• Task statement:
Copy the data exactly; pictures stay out of the copy.

# Extracted material start

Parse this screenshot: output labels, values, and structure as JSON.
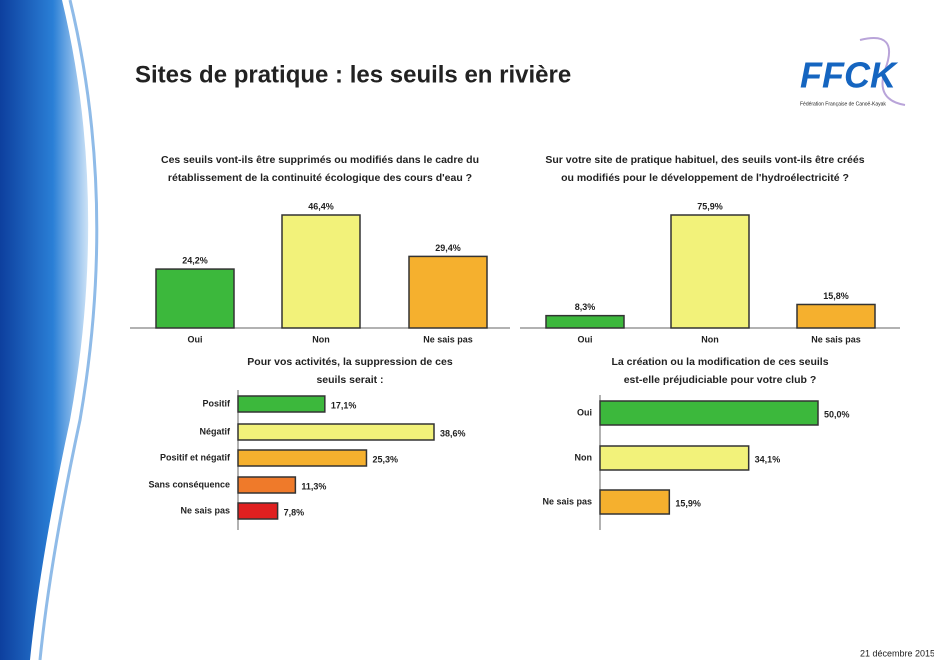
{
  "title": "Sites de pratique : les seuils en rivière",
  "logo": {
    "text": "FFCK",
    "subtitle": "Fédération Française de Canoë-Kayak"
  },
  "footer": "21 décembre 2015",
  "chart_data": [
    {
      "type": "bar",
      "title": [
        "Ces seuils vont-ils être supprimés ou modifiés dans le cadre du",
        "rétablissement de la continuité écologique des cours d'eau ?"
      ],
      "categories": [
        "Oui",
        "Non",
        "Ne sais pas"
      ],
      "values": [
        24.2,
        46.4,
        29.4
      ],
      "value_labels": [
        "24,2%",
        "46,4%",
        "29,4%"
      ],
      "colors": [
        "#3cb83c",
        "#f2f27a",
        "#f5b02e"
      ]
    },
    {
      "type": "bar",
      "title": [
        "Sur votre site de pratique habituel, des seuils vont-ils être créés",
        "ou modifiés pour le développement de l'hydroélectricité ?"
      ],
      "categories": [
        "Oui",
        "Non",
        "Ne sais pas"
      ],
      "values": [
        8.3,
        75.9,
        15.8
      ],
      "value_labels": [
        "8,3%",
        "75,9%",
        "15,8%"
      ],
      "colors": [
        "#3cb83c",
        "#f2f27a",
        "#f5b02e"
      ]
    },
    {
      "type": "barh",
      "title": [
        "Pour vos activités, la suppression de ces",
        "seuils serait :"
      ],
      "categories": [
        "Positif",
        "Négatif",
        "Positif et négatif",
        "Sans conséquence",
        "Ne sais pas"
      ],
      "values": [
        17.1,
        38.6,
        25.3,
        11.3,
        7.8
      ],
      "value_labels": [
        "17,1%",
        "38,6%",
        "25,3%",
        "11,3%",
        "7,8%"
      ],
      "colors": [
        "#3cb83c",
        "#f2f27a",
        "#f5b02e",
        "#ef7a2a",
        "#e02020"
      ]
    },
    {
      "type": "barh",
      "title": [
        "La création ou la modification de ces seuils",
        "est-elle préjudiciable pour votre club ?"
      ],
      "categories": [
        "Oui",
        "Non",
        "Ne sais pas"
      ],
      "values": [
        50.0,
        34.1,
        15.9
      ],
      "value_labels": [
        "50,0%",
        "34,1%",
        "15,9%"
      ],
      "colors": [
        "#3cb83c",
        "#f2f27a",
        "#f5b02e"
      ]
    }
  ]
}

# Extracted material end

• Solution to this task:
Parse this screenshot: output labels, values, and structure as JSON.
{
  "title": "Sites de pratique : les seuils en rivière",
  "logo": {
    "text": "FFCK",
    "subtitle": "Fédération Française de Canoë-Kayak"
  },
  "footer": "21 décembre 2015",
  "chart_data": [
    {
      "type": "bar",
      "title": [
        "Ces seuils vont-ils être supprimés ou modifiés dans le cadre du",
        "rétablissement de la continuité écologique des cours d'eau ?"
      ],
      "categories": [
        "Oui",
        "Non",
        "Ne sais pas"
      ],
      "values": [
        24.2,
        46.4,
        29.4
      ],
      "value_labels": [
        "24,2%",
        "46,4%",
        "29,4%"
      ],
      "colors": [
        "#3cb83c",
        "#f2f27a",
        "#f5b02e"
      ]
    },
    {
      "type": "bar",
      "title": [
        "Sur votre site de pratique habituel, des seuils vont-ils être créés",
        "ou modifiés pour le développement de l'hydroélectricité ?"
      ],
      "categories": [
        "Oui",
        "Non",
        "Ne sais pas"
      ],
      "values": [
        8.3,
        75.9,
        15.8
      ],
      "value_labels": [
        "8,3%",
        "75,9%",
        "15,8%"
      ],
      "colors": [
        "#3cb83c",
        "#f2f27a",
        "#f5b02e"
      ]
    },
    {
      "type": "barh",
      "title": [
        "Pour vos activités, la suppression de ces",
        "seuils serait :"
      ],
      "categories": [
        "Positif",
        "Négatif",
        "Positif et négatif",
        "Sans conséquence",
        "Ne sais pas"
      ],
      "values": [
        17.1,
        38.6,
        25.3,
        11.3,
        7.8
      ],
      "value_labels": [
        "17,1%",
        "38,6%",
        "25,3%",
        "11,3%",
        "7,8%"
      ],
      "colors": [
        "#3cb83c",
        "#f2f27a",
        "#f5b02e",
        "#ef7a2a",
        "#e02020"
      ]
    },
    {
      "type": "barh",
      "title": [
        "La création ou la modification de ces seuils",
        "est-elle préjudiciable pour votre club ?"
      ],
      "categories": [
        "Oui",
        "Non",
        "Ne sais pas"
      ],
      "values": [
        50.0,
        34.1,
        15.9
      ],
      "value_labels": [
        "50,0%",
        "34,1%",
        "15,9%"
      ],
      "colors": [
        "#3cb83c",
        "#f2f27a",
        "#f5b02e"
      ]
    }
  ]
}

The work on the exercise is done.